• Lines of data:
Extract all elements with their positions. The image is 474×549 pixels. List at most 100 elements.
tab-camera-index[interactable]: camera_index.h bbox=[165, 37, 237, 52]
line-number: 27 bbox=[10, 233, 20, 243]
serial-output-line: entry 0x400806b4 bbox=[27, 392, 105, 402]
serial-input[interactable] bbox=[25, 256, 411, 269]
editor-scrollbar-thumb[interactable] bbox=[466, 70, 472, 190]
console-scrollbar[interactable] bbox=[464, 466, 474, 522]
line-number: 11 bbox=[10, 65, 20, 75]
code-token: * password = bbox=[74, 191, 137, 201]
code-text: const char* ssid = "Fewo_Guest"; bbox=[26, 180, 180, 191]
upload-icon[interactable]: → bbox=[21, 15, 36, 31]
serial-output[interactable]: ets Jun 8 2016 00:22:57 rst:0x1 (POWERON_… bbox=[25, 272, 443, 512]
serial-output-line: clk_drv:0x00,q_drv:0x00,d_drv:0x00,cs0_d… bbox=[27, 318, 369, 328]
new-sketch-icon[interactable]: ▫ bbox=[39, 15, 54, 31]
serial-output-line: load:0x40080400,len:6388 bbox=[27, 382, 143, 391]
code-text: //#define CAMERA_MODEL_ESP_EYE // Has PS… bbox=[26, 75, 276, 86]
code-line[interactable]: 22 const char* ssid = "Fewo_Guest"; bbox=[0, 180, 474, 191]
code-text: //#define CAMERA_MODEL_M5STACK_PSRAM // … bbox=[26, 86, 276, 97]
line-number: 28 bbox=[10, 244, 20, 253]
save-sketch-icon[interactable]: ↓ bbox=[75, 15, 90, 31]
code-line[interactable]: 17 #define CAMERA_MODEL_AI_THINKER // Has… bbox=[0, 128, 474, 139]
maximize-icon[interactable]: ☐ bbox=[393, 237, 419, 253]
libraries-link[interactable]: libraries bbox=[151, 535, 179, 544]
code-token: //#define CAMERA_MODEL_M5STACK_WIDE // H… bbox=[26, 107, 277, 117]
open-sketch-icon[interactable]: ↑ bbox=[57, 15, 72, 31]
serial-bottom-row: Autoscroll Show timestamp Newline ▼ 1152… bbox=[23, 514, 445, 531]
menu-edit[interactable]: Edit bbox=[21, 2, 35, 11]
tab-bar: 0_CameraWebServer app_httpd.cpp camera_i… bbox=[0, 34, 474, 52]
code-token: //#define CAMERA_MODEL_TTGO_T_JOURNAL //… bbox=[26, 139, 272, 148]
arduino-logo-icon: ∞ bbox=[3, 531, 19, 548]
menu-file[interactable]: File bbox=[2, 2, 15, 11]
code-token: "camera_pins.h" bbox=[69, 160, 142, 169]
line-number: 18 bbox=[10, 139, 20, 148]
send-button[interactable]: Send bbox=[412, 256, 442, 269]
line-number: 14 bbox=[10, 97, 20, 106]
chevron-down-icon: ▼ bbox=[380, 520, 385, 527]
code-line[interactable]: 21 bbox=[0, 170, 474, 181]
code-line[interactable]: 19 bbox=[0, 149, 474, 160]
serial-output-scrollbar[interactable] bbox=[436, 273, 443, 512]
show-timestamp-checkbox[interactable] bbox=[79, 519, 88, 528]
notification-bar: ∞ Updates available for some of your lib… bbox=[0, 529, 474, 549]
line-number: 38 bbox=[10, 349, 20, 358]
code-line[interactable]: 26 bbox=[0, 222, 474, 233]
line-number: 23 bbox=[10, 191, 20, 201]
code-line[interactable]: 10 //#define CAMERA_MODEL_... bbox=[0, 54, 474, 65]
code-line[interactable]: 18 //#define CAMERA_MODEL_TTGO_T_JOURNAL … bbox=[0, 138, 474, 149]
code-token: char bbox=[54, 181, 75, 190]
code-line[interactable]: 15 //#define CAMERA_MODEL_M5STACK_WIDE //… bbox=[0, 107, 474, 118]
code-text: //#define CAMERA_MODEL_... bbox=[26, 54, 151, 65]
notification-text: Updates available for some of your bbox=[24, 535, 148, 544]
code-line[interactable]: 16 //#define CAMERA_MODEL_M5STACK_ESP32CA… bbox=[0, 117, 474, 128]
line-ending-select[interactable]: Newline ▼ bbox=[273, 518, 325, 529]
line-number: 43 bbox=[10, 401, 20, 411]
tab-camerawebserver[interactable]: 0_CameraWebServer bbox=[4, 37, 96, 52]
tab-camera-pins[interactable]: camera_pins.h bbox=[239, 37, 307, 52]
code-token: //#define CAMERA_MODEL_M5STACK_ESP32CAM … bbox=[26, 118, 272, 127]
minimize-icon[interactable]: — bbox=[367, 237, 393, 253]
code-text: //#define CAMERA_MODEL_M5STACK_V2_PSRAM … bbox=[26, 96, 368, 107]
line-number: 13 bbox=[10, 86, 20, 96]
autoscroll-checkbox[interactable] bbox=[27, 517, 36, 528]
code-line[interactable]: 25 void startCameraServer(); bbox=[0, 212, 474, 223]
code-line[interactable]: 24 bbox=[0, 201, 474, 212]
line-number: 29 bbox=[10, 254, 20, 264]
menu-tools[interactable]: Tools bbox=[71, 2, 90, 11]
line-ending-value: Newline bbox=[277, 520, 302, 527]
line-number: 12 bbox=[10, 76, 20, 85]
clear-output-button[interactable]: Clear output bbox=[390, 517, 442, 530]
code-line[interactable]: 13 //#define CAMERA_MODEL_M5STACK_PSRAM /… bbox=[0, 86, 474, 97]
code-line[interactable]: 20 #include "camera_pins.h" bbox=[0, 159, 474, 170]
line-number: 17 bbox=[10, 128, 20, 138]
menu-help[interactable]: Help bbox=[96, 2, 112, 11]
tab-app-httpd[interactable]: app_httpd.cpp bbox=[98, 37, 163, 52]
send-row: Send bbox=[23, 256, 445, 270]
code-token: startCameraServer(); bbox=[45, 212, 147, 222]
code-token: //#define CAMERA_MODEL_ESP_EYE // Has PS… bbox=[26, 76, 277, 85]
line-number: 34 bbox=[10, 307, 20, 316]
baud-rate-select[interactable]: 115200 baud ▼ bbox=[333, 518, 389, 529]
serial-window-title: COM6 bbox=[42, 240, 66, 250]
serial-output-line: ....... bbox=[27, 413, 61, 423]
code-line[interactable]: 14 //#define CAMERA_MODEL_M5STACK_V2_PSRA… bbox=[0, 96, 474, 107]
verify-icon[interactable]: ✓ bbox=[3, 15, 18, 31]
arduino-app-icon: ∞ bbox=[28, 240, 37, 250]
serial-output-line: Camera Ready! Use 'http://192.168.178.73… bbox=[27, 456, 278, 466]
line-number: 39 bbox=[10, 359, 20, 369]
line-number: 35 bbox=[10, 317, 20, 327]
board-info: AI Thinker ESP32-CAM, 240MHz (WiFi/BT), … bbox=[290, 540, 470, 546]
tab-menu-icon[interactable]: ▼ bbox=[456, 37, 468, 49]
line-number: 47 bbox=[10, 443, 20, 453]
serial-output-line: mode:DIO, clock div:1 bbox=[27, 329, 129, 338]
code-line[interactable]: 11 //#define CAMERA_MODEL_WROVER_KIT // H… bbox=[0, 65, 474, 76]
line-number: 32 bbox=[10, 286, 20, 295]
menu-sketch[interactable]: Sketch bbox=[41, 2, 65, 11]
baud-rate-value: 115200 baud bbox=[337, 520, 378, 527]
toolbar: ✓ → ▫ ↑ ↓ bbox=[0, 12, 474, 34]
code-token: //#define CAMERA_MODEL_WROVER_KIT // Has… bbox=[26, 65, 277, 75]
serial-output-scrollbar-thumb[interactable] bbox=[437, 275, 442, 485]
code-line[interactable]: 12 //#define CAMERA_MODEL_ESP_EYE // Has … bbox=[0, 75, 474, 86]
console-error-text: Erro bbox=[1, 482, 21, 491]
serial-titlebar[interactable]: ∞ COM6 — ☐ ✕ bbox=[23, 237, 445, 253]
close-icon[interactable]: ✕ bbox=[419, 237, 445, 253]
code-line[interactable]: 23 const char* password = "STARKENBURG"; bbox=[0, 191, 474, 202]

• What you will do:
Reproduce the data from its first line through the line containing "chevron-down-icon: ▼ bbox=[380, 520, 385, 527]", swapping "serial-output-line" for "serial-log-line" everywhere it occurs and changing nothing else.

• Reply:
Extract all elements with their positions. The image is 474×549 pixels. List at most 100 elements.
tab-camera-index[interactable]: camera_index.h bbox=[165, 37, 237, 52]
line-number: 27 bbox=[10, 233, 20, 243]
serial-log-line: entry 0x400806b4 bbox=[27, 392, 105, 402]
serial-input[interactable] bbox=[25, 256, 411, 269]
editor-scrollbar-thumb[interactable] bbox=[466, 70, 472, 190]
console-scrollbar[interactable] bbox=[464, 466, 474, 522]
line-number: 11 bbox=[10, 65, 20, 75]
code-token: * password = bbox=[74, 191, 137, 201]
code-text: const char* ssid = "Fewo_Guest"; bbox=[26, 180, 180, 191]
upload-icon[interactable]: → bbox=[21, 15, 36, 31]
serial-output[interactable]: ets Jun 8 2016 00:22:57 rst:0x1 (POWERON_… bbox=[25, 272, 443, 512]
serial-log-line: clk_drv:0x00,q_drv:0x00,d_drv:0x00,cs0_d… bbox=[27, 318, 369, 328]
new-sketch-icon[interactable]: ▫ bbox=[39, 15, 54, 31]
serial-log-line: load:0x40080400,len:6388 bbox=[27, 382, 143, 391]
code-text: //#define CAMERA_MODEL_ESP_EYE // Has PS… bbox=[26, 75, 276, 86]
code-line[interactable]: 22 const char* ssid = "Fewo_Guest"; bbox=[0, 180, 474, 191]
code-text: //#define CAMERA_MODEL_M5STACK_PSRAM // … bbox=[26, 86, 276, 97]
line-number: 28 bbox=[10, 244, 20, 253]
save-sketch-icon[interactable]: ↓ bbox=[75, 15, 90, 31]
code-line[interactable]: 17 #define CAMERA_MODEL_AI_THINKER // Has… bbox=[0, 128, 474, 139]
maximize-icon[interactable]: ☐ bbox=[393, 237, 419, 253]
libraries-link[interactable]: libraries bbox=[151, 535, 179, 544]
code-token: //#define CAMERA_MODEL_M5STACK_WIDE // H… bbox=[26, 107, 277, 117]
open-sketch-icon[interactable]: ↑ bbox=[57, 15, 72, 31]
serial-bottom-row: Autoscroll Show timestamp Newline ▼ 1152… bbox=[23, 514, 445, 531]
menu-edit[interactable]: Edit bbox=[21, 2, 35, 11]
tab-bar: 0_CameraWebServer app_httpd.cpp camera_i… bbox=[0, 34, 474, 52]
code-token: //#define CAMERA_MODEL_TTGO_T_JOURNAL //… bbox=[26, 139, 272, 148]
arduino-logo-icon: ∞ bbox=[3, 531, 19, 548]
menu-file[interactable]: File bbox=[2, 2, 15, 11]
code-token: "camera_pins.h" bbox=[69, 160, 142, 169]
line-number: 18 bbox=[10, 139, 20, 148]
send-button[interactable]: Send bbox=[412, 256, 442, 269]
line-number: 14 bbox=[10, 97, 20, 106]
chevron-down-icon: ▼ bbox=[380, 520, 385, 527]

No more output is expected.